§ DIRECTIONS FOR THIS TASK
Copy out the records below word for word, keeping every line in the same order and changing nothing.

____

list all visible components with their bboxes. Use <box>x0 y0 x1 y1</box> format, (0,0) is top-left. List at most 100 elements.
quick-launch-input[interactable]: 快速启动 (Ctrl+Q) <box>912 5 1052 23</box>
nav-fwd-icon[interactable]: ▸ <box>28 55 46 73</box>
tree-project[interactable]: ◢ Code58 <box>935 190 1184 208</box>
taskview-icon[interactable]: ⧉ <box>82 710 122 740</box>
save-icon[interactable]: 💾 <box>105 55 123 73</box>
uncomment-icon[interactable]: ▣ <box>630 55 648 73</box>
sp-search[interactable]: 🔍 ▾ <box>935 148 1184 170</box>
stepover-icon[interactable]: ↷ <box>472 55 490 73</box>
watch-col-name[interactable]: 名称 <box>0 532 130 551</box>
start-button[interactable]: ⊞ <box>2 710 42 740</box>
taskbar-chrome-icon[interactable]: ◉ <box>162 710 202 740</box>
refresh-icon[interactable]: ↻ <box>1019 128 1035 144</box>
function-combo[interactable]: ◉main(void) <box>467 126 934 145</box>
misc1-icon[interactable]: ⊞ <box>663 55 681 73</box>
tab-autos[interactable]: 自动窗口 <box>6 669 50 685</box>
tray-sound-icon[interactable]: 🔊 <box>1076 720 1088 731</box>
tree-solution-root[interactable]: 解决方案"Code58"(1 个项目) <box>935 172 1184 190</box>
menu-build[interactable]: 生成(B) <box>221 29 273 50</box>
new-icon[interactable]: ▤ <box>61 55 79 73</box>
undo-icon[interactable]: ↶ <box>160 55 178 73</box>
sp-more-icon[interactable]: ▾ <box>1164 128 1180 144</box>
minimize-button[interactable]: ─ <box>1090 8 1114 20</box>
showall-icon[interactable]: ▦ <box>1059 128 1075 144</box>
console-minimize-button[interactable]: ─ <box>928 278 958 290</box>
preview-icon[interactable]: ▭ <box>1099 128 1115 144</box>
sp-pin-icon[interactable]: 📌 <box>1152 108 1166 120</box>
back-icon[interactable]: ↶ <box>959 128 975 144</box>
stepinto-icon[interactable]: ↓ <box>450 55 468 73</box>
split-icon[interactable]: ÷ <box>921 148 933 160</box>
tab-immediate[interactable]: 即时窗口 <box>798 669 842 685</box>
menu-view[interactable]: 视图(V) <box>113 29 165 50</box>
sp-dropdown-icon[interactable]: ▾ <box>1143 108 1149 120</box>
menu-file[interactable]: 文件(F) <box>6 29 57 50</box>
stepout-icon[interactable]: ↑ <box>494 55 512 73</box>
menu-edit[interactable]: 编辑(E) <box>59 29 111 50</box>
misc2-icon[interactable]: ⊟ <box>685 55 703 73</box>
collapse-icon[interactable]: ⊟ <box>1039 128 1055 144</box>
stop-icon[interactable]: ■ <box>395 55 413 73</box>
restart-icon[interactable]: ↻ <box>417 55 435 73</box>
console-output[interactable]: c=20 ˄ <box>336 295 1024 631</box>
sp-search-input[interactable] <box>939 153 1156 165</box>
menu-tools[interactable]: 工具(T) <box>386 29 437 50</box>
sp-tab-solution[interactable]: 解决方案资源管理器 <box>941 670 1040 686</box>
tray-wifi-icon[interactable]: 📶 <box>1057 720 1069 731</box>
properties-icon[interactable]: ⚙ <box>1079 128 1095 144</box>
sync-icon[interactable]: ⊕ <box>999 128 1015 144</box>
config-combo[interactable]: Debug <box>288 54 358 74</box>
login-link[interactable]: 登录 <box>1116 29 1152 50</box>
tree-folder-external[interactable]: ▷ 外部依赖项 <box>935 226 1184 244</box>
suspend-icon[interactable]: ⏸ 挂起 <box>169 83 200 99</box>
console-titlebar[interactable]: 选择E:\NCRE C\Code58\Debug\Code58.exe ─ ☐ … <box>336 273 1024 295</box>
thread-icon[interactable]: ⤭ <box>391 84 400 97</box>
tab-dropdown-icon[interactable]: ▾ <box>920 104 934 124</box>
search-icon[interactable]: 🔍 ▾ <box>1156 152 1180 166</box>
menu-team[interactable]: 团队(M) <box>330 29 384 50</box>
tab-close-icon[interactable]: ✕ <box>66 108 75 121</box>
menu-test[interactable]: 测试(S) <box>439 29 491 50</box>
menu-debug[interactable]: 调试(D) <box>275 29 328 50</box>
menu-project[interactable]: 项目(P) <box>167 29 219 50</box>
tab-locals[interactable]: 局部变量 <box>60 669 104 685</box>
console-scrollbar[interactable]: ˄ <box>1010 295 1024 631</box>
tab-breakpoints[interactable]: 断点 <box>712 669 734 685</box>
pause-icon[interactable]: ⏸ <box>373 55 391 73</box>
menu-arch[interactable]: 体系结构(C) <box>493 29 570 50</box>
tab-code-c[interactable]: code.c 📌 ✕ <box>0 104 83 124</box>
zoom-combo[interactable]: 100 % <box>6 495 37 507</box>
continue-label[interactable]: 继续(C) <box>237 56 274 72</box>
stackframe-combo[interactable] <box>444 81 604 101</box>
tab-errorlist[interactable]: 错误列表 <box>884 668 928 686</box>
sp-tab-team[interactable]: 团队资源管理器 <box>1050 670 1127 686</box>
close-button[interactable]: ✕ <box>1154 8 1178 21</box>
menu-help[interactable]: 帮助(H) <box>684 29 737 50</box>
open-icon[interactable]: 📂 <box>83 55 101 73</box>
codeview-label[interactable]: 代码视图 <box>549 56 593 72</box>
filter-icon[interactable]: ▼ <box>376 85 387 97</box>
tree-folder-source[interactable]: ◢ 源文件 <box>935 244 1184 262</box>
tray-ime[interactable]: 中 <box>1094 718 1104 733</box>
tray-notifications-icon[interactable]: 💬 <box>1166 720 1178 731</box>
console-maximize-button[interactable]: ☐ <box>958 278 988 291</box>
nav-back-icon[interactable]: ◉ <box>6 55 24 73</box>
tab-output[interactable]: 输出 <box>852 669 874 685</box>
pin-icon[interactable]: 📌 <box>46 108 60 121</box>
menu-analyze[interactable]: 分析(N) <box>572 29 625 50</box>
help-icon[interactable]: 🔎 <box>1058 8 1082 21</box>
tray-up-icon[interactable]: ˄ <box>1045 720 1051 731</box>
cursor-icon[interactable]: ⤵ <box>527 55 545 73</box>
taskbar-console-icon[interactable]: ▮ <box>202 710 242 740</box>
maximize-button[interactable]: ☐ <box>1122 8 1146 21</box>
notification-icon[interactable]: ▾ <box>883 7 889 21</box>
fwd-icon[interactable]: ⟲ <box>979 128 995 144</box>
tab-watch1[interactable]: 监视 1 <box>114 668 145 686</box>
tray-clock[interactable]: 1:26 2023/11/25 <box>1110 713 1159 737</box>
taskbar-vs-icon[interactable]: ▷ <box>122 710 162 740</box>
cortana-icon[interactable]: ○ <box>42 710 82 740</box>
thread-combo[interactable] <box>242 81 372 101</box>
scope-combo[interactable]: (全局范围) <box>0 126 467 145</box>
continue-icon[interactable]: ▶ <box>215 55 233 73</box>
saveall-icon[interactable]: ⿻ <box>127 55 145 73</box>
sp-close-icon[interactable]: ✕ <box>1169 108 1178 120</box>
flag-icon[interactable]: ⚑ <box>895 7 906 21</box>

____

§ RESPONSE FOR THIS EXERCISE
list all visible components with their bboxes. Use <box>x0 y0 x1 y1</box> format, (0,0) is top-left. List at most 100 elements.
quick-launch-input[interactable]: 快速启动 (Ctrl+Q) <box>912 5 1052 23</box>
nav-fwd-icon[interactable]: ▸ <box>28 55 46 73</box>
tree-project[interactable]: ◢ Code58 <box>935 190 1184 208</box>
taskview-icon[interactable]: ⧉ <box>82 710 122 740</box>
save-icon[interactable]: 💾 <box>105 55 123 73</box>
uncomment-icon[interactable]: ▣ <box>630 55 648 73</box>
sp-search[interactable]: 🔍 ▾ <box>935 148 1184 170</box>
stepover-icon[interactable]: ↷ <box>472 55 490 73</box>
watch-col-name[interactable]: 名称 <box>0 532 130 551</box>
start-button[interactable]: ⊞ <box>2 710 42 740</box>
taskbar-chrome-icon[interactable]: ◉ <box>162 710 202 740</box>
refresh-icon[interactable]: ↻ <box>1019 128 1035 144</box>
function-combo[interactable]: ◉main(void) <box>467 126 934 145</box>
misc1-icon[interactable]: ⊞ <box>663 55 681 73</box>
tab-autos[interactable]: 自动窗口 <box>6 669 50 685</box>
tray-sound-icon[interactable]: 🔊 <box>1076 720 1088 731</box>
tree-solution-root[interactable]: 解决方案"Code58"(1 个项目) <box>935 172 1184 190</box>
menu-build[interactable]: 生成(B) <box>221 29 273 50</box>
new-icon[interactable]: ▤ <box>61 55 79 73</box>
undo-icon[interactable]: ↶ <box>160 55 178 73</box>
sp-more-icon[interactable]: ▾ <box>1164 128 1180 144</box>
minimize-button[interactable]: ─ <box>1090 8 1114 20</box>
showall-icon[interactable]: ▦ <box>1059 128 1075 144</box>
console-minimize-button[interactable]: ─ <box>928 278 958 290</box>
preview-icon[interactable]: ▭ <box>1099 128 1115 144</box>
sp-pin-icon[interactable]: 📌 <box>1152 108 1166 120</box>
back-icon[interactable]: ↶ <box>959 128 975 144</box>
stepinto-icon[interactable]: ↓ <box>450 55 468 73</box>
split-icon[interactable]: ÷ <box>921 148 933 160</box>
tab-immediate[interactable]: 即时窗口 <box>798 669 842 685</box>
menu-view[interactable]: 视图(V) <box>113 29 165 50</box>
sp-dropdown-icon[interactable]: ▾ <box>1143 108 1149 120</box>
menu-file[interactable]: 文件(F) <box>6 29 57 50</box>
stepout-icon[interactable]: ↑ <box>494 55 512 73</box>
menu-edit[interactable]: 编辑(E) <box>59 29 111 50</box>
misc2-icon[interactable]: ⊟ <box>685 55 703 73</box>
collapse-icon[interactable]: ⊟ <box>1039 128 1055 144</box>
stop-icon[interactable]: ■ <box>395 55 413 73</box>
restart-icon[interactable]: ↻ <box>417 55 435 73</box>
console-output[interactable]: c=20 ˄ <box>336 295 1024 631</box>
sp-search-input[interactable] <box>939 153 1156 165</box>
menu-tools[interactable]: 工具(T) <box>386 29 437 50</box>
sp-tab-solution[interactable]: 解决方案资源管理器 <box>941 670 1040 686</box>
tray-wifi-icon[interactable]: 📶 <box>1057 720 1069 731</box>
properties-icon[interactable]: ⚙ <box>1079 128 1095 144</box>
sync-icon[interactable]: ⊕ <box>999 128 1015 144</box>
config-combo[interactable]: Debug <box>288 54 358 74</box>
login-link[interactable]: 登录 <box>1116 29 1152 50</box>
tree-folder-external[interactable]: ▷ 外部依赖项 <box>935 226 1184 244</box>
suspend-icon[interactable]: ⏸ 挂起 <box>169 83 200 99</box>
console-titlebar[interactable]: 选择E:\NCRE C\Code58\Debug\Code58.exe ─ ☐ … <box>336 273 1024 295</box>
thread-icon[interactable]: ⤭ <box>391 84 400 97</box>
tab-dropdown-icon[interactable]: ▾ <box>920 104 934 124</box>
search-icon[interactable]: 🔍 ▾ <box>1156 152 1180 166</box>
menu-team[interactable]: 团队(M) <box>330 29 384 50</box>
tab-close-icon[interactable]: ✕ <box>66 108 75 121</box>
menu-test[interactable]: 测试(S) <box>439 29 491 50</box>
menu-debug[interactable]: 调试(D) <box>275 29 328 50</box>
menu-project[interactable]: 项目(P) <box>167 29 219 50</box>
tab-locals[interactable]: 局部变量 <box>60 669 104 685</box>
console-scrollbar[interactable]: ˄ <box>1010 295 1024 631</box>
tab-breakpoints[interactable]: 断点 <box>712 669 734 685</box>
pause-icon[interactable]: ⏸ <box>373 55 391 73</box>
menu-arch[interactable]: 体系结构(C) <box>493 29 570 50</box>
tab-code-c[interactable]: code.c 📌 ✕ <box>0 104 83 124</box>
zoom-combo[interactable]: 100 % <box>6 495 37 507</box>
continue-label[interactable]: 继续(C) <box>237 56 274 72</box>
stackframe-combo[interactable] <box>444 81 604 101</box>
tab-errorlist[interactable]: 错误列表 <box>884 668 928 686</box>
sp-tab-team[interactable]: 团队资源管理器 <box>1050 670 1127 686</box>
close-button[interactable]: ✕ <box>1154 8 1178 21</box>
menu-help[interactable]: 帮助(H) <box>684 29 737 50</box>
open-icon[interactable]: 📂 <box>83 55 101 73</box>
codeview-label[interactable]: 代码视图 <box>549 56 593 72</box>
filter-icon[interactable]: ▼ <box>376 85 387 97</box>
tree-folder-source[interactable]: ◢ 源文件 <box>935 244 1184 262</box>
tray-ime[interactable]: 中 <box>1094 718 1104 733</box>
tray-notifications-icon[interactable]: 💬 <box>1166 720 1178 731</box>
console-maximize-button[interactable]: ☐ <box>958 278 988 291</box>
nav-back-icon[interactable]: ◉ <box>6 55 24 73</box>
tab-output[interactable]: 输出 <box>852 669 874 685</box>
pin-icon[interactable]: 📌 <box>46 108 60 121</box>
menu-analyze[interactable]: 分析(N) <box>572 29 625 50</box>
help-icon[interactable]: 🔎 <box>1058 8 1082 21</box>
tray-up-icon[interactable]: ˄ <box>1045 720 1051 731</box>
cursor-icon[interactable]: ⤵ <box>527 55 545 73</box>
taskbar-console-icon[interactable]: ▮ <box>202 710 242 740</box>
maximize-button[interactable]: ☐ <box>1122 8 1146 21</box>
notification-icon[interactable]: ▾ <box>883 7 889 21</box>
fwd-icon[interactable]: ⟲ <box>979 128 995 144</box>
tab-watch1[interactable]: 监视 1 <box>114 668 145 686</box>
tray-clock[interactable]: 1:26 2023/11/25 <box>1110 713 1159 737</box>
taskbar-vs-icon[interactable]: ▷ <box>122 710 162 740</box>
cortana-icon[interactable]: ○ <box>42 710 82 740</box>
thread-combo[interactable] <box>242 81 372 101</box>
scope-combo[interactable]: (全局范围) <box>0 126 467 145</box>
continue-icon[interactable]: ▶ <box>215 55 233 73</box>
saveall-icon[interactable]: ⿻ <box>127 55 145 73</box>
sp-close-icon[interactable]: ✕ <box>1169 108 1178 120</box>
flag-icon[interactable]: ⚑ <box>895 7 906 21</box>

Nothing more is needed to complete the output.